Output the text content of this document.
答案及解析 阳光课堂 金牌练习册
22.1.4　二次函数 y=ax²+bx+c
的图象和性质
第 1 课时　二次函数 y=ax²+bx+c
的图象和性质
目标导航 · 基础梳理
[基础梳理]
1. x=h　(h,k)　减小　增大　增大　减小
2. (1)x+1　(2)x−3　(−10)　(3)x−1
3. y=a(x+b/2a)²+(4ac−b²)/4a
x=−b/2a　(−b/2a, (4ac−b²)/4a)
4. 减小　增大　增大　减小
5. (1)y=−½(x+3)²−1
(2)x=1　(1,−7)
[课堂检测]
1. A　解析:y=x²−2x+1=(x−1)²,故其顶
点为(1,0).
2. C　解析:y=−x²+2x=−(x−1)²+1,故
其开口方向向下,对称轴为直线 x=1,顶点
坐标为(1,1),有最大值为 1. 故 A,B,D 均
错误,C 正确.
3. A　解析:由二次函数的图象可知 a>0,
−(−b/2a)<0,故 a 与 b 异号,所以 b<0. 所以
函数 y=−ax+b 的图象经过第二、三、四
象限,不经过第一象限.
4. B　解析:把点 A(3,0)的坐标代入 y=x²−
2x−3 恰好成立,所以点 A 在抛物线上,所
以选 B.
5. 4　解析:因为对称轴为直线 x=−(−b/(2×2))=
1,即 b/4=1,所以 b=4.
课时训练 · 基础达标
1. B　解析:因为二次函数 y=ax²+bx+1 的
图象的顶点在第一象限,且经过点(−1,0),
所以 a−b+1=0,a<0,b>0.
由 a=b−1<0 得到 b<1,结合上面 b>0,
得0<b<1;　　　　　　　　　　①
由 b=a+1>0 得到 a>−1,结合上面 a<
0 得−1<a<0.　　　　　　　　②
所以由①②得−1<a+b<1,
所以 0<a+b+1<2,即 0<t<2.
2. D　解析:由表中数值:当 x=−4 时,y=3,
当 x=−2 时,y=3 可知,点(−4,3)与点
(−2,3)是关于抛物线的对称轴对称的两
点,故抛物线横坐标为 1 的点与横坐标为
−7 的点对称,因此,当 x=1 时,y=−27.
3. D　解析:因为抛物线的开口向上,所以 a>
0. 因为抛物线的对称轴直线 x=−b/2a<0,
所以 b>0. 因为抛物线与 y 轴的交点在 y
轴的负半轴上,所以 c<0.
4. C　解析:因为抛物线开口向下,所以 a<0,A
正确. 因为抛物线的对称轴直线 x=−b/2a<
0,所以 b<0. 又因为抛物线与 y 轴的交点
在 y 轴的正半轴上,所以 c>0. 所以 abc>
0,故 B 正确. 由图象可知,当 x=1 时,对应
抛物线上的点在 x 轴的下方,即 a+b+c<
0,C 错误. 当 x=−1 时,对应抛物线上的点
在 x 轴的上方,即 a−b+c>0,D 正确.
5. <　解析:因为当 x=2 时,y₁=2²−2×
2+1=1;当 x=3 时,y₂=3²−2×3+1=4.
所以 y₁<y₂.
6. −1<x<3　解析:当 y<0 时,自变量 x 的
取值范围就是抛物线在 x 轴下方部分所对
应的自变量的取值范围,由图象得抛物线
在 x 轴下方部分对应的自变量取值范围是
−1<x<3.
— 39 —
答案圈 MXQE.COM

+-------+

TASK TO COMPLETE:
Where a line contains the string "因为抛物线的对称轴直线", extract that line.

RESPONSE TO THE EXERCISE:
0. 因为抛物线的对称轴直线 x=−b/2a<0,
正确. 因为抛物线的对称轴直线 x=−b/2a<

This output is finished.